For every line in the records that has the word "ylabel", make a copy.

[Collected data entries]
━━━
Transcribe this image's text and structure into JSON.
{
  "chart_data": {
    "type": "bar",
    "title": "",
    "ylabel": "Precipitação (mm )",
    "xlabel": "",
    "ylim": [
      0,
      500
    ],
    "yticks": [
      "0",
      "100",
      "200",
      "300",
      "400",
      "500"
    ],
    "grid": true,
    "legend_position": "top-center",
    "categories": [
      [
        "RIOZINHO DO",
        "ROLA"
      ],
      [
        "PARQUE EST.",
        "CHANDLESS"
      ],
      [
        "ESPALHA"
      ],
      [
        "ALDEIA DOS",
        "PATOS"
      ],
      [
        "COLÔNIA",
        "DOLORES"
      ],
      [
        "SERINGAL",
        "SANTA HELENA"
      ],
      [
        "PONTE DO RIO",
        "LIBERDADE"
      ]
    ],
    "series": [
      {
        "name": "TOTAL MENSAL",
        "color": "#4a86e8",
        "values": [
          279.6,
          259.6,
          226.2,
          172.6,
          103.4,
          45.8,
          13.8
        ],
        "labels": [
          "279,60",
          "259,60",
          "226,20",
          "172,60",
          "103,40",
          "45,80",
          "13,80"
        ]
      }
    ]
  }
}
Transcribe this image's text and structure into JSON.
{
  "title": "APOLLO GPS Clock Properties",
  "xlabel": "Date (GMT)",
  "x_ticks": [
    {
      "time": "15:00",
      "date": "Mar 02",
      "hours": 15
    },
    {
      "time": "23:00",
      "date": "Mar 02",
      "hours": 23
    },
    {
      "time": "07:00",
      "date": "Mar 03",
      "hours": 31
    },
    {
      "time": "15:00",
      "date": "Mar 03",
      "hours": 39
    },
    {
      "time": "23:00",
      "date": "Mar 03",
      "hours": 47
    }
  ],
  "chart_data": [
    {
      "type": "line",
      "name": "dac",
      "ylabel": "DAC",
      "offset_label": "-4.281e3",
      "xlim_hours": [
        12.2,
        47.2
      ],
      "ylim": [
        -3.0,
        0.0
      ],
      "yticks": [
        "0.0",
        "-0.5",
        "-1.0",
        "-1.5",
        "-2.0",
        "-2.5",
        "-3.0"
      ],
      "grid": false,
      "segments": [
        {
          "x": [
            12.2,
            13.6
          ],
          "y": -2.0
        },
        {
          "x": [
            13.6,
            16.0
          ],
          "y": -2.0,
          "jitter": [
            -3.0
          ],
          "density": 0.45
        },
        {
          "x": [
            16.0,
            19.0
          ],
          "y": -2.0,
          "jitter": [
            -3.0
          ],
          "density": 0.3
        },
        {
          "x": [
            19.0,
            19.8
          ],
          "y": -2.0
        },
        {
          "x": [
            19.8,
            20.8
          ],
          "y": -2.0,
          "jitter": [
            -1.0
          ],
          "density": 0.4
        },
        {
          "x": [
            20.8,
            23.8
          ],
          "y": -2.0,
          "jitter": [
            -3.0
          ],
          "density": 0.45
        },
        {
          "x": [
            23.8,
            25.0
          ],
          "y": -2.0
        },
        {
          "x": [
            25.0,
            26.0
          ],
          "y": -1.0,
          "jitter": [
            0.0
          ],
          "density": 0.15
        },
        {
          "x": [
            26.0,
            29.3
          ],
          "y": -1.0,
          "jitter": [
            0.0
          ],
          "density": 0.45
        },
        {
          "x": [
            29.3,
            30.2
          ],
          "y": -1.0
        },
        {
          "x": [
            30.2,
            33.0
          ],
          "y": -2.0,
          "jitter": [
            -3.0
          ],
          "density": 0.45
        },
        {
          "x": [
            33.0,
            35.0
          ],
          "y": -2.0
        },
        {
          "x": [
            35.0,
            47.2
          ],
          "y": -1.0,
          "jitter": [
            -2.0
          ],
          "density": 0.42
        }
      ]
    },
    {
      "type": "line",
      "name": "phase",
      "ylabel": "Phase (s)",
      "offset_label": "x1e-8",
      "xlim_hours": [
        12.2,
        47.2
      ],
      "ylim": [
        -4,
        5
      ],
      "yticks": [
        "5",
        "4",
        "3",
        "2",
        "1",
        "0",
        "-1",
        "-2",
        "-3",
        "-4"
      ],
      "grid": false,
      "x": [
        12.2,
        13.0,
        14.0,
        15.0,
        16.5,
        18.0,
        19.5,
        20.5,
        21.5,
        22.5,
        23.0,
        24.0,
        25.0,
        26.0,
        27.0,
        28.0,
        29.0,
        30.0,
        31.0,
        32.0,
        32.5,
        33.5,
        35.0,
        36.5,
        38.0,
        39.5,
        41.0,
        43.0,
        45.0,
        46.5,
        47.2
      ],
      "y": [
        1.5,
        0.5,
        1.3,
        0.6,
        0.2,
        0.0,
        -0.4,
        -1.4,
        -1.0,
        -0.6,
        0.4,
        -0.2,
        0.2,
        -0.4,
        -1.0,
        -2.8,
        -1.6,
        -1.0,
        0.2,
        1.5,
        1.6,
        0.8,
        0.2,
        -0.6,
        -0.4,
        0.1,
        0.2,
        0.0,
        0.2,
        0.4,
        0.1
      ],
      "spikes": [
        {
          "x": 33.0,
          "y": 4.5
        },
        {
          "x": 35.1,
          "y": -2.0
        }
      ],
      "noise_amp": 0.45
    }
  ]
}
━━━
Complete response:
    "ylabel": "Precipitação (mm )",
      "ylabel": "DAC",
      "ylabel": "Phase (s)",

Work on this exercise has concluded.